▸ REQUIREMENTS:
Reproduce all the material exactly, minus any pictures it holds.

▸ MATERIAL SHOWN:

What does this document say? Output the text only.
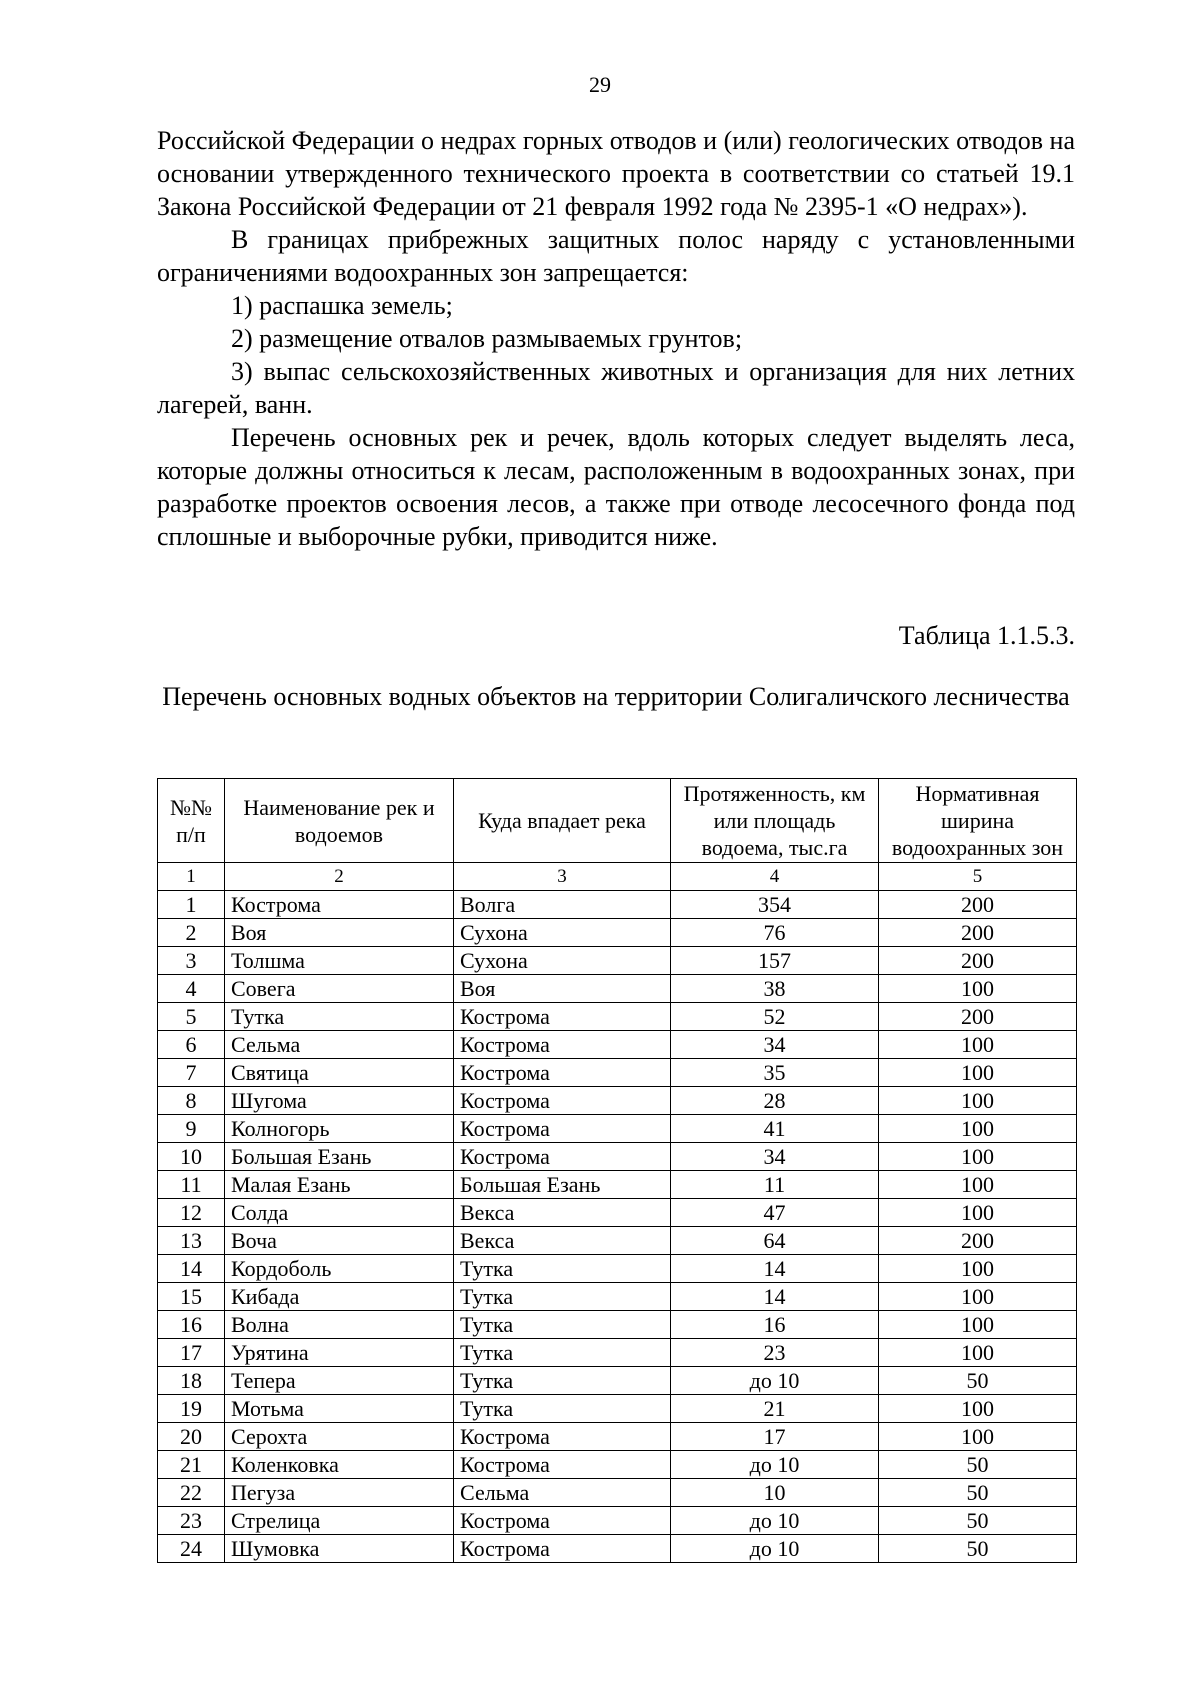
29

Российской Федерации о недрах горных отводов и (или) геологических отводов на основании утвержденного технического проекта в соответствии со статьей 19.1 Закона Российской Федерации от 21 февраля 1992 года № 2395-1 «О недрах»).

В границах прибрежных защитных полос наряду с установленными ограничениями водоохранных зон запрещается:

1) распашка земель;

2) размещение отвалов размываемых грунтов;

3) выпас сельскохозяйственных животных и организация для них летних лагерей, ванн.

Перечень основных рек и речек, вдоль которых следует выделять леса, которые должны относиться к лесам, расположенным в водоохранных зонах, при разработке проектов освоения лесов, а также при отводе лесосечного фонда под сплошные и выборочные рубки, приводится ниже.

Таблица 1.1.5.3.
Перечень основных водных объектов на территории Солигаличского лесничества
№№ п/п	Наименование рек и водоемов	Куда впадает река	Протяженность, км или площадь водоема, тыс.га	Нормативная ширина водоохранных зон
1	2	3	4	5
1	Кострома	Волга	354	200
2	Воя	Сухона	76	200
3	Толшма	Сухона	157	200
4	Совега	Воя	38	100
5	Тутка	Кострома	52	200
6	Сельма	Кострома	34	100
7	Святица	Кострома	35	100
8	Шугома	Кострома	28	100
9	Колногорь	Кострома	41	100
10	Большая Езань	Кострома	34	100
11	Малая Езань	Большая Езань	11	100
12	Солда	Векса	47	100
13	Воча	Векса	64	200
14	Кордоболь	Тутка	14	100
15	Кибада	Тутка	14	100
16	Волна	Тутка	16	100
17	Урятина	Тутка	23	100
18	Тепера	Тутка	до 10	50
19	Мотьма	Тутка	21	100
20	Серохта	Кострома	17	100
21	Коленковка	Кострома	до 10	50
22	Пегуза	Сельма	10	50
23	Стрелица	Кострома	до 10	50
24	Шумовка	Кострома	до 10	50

▸ SOLVED EXERCISE:
What does this document say? Output the text only.
29

Российской Федерации о недрах горных отводов и (или) геологических отводов на основании утвержденного технического проекта в соответствии со статьей 19.1 Закона Российской Федерации от 21 февраля 1992 года № 2395-1 «О недрах»).

В границах прибрежных защитных полос наряду с установленными ограничениями водоохранных зон запрещается:

1) распашка земель;

2) размещение отвалов размываемых грунтов;

3) выпас сельскохозяйственных животных и организация для них летних лагерей, ванн.

Перечень основных рек и речек, вдоль которых следует выделять леса, которые должны относиться к лесам, расположенным в водоохранных зонах, при разработке проектов освоения лесов, а также при отводе лесосечного фонда под сплошные и выборочные рубки, приводится ниже.

Таблица 1.1.5.3.
Перечень основных водных объектов на территории Солигаличского лесничества
№№ п/п	Наименование рек и водоемов	Куда впадает река	Протяженность, км или площадь водоема, тыс.га	Нормативная ширина водоохранных зон
1	2	3	4	5
1	Кострома	Волга	354	200
2	Воя	Сухона	76	200
3	Толшма	Сухона	157	200
4	Совега	Воя	38	100
5	Тутка	Кострома	52	200
6	Сельма	Кострома	34	100
7	Святица	Кострома	35	100
8	Шугома	Кострома	28	100
9	Колногорь	Кострома	41	100
10	Большая Езань	Кострома	34	100
11	Малая Езань	Большая Езань	11	100
12	Солда	Векса	47	100
13	Воча	Векса	64	200
14	Кордоболь	Тутка	14	100
15	Кибада	Тутка	14	100
16	Волна	Тутка	16	100
17	Урятина	Тутка	23	100
18	Тепера	Тутка	до 10	50
19	Мотьма	Тутка	21	100
20	Серохта	Кострома	17	100
21	Коленковка	Кострома	до 10	50
22	Пегуза	Сельма	10	50
23	Стрелица	Кострома	до 10	50
24	Шумовка	Кострома	до 10	50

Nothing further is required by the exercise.